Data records
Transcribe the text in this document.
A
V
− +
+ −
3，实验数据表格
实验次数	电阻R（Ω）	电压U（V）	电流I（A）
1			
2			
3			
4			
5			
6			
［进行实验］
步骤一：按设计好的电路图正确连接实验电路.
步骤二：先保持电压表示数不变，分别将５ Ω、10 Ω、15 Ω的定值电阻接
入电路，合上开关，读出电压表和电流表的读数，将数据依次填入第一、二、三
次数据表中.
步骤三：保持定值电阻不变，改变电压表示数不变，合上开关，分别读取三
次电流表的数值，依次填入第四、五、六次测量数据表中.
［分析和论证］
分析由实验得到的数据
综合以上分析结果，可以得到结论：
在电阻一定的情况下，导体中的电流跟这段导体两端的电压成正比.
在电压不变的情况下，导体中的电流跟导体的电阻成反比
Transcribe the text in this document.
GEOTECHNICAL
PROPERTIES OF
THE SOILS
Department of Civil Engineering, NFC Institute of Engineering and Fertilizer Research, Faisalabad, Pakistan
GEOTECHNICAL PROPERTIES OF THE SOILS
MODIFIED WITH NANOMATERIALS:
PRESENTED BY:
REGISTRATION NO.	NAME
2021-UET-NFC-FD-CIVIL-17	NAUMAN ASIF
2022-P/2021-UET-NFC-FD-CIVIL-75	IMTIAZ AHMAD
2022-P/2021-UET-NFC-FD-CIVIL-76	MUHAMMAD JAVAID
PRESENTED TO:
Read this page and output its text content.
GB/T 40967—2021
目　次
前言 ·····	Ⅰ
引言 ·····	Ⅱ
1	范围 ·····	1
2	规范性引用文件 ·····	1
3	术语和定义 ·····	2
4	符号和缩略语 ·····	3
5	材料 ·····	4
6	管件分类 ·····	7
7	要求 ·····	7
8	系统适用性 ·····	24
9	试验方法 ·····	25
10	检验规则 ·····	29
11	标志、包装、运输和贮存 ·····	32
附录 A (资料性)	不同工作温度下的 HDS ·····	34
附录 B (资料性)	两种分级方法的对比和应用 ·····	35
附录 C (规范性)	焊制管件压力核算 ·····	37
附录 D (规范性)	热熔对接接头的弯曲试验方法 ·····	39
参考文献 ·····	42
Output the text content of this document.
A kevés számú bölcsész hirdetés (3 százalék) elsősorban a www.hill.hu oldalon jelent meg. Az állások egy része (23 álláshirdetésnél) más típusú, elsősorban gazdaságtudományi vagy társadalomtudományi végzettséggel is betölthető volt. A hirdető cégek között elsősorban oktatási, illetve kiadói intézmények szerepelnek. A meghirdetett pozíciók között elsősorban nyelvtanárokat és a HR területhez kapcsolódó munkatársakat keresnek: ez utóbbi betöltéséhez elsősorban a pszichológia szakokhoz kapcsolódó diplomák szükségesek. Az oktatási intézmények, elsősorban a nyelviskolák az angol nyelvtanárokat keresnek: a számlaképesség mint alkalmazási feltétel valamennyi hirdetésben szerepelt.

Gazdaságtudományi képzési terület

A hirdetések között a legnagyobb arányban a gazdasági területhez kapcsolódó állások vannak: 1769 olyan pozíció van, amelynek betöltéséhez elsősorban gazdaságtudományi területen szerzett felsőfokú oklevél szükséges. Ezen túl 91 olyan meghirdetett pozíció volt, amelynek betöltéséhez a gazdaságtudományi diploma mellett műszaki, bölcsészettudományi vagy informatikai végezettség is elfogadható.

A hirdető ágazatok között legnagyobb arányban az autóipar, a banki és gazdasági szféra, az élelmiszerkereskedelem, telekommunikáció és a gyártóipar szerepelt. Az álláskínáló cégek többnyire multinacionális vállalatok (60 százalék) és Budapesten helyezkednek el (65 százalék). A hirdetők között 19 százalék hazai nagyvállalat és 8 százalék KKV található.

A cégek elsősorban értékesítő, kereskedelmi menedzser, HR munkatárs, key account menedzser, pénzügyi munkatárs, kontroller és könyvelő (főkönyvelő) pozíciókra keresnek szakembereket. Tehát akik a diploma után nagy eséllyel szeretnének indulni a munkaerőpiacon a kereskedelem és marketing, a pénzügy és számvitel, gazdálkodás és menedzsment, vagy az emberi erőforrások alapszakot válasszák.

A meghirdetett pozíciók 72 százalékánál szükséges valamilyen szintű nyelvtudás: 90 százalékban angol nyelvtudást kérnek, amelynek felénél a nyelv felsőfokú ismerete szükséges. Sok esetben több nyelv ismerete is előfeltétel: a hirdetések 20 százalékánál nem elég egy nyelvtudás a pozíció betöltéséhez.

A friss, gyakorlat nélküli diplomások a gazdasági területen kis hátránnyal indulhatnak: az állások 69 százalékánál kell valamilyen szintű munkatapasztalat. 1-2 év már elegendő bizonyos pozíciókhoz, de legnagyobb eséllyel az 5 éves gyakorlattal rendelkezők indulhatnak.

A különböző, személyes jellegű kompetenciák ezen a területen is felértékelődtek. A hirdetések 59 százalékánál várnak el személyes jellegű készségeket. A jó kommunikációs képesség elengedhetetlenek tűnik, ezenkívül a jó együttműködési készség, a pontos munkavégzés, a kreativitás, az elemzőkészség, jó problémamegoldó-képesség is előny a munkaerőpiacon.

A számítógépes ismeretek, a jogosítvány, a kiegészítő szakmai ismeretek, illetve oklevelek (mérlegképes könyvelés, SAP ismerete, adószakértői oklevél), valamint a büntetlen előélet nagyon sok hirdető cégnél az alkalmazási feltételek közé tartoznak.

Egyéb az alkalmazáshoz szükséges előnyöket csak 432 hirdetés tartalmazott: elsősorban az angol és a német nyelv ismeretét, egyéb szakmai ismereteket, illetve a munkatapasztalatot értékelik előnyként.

Exercise brief: Find the lines above holding the word "százalékánál" and show them.

Output of the exercise:
A meghirdetett pozíciók 72 százalékánál szükséges valamilyen szintű nyelvtudás: 90 százalékban angol nyelvtudást kérnek, amelynek felénél a nyelv felsőfokú ismerete szükséges. Sok esetben több nyelv ismerete is előfeltétel: a hirdetések 20 százalékánál nem elég egy nyelvtudás a pozíció betöltéséhez.
A friss, gyakorlat nélküli diplomások a gazdasági területen kis hátránnyal indulhatnak: az állások 69 százalékánál kell valamilyen szintű munkatapasztalat. 1-2 év már elegendő bizonyos pozíciókhoz, de legnagyobb eséllyel az 5 éves gyakorlattal rendelkezők indulhatnak.
A különböző, személyes jellegű kompetenciák ezen a területen is felértékelődtek. A hirdetések 59 százalékánál várnak el személyes jellegű készségeket. A jó kommunikációs képesség elengedhetetlenek tűnik, ezenkívül a jó együttműködési készség, a pontos munkavégzés, a kreativitás, az elemzőkészség, jó problémamegoldó-képesség is előny a munkaerőpiacon.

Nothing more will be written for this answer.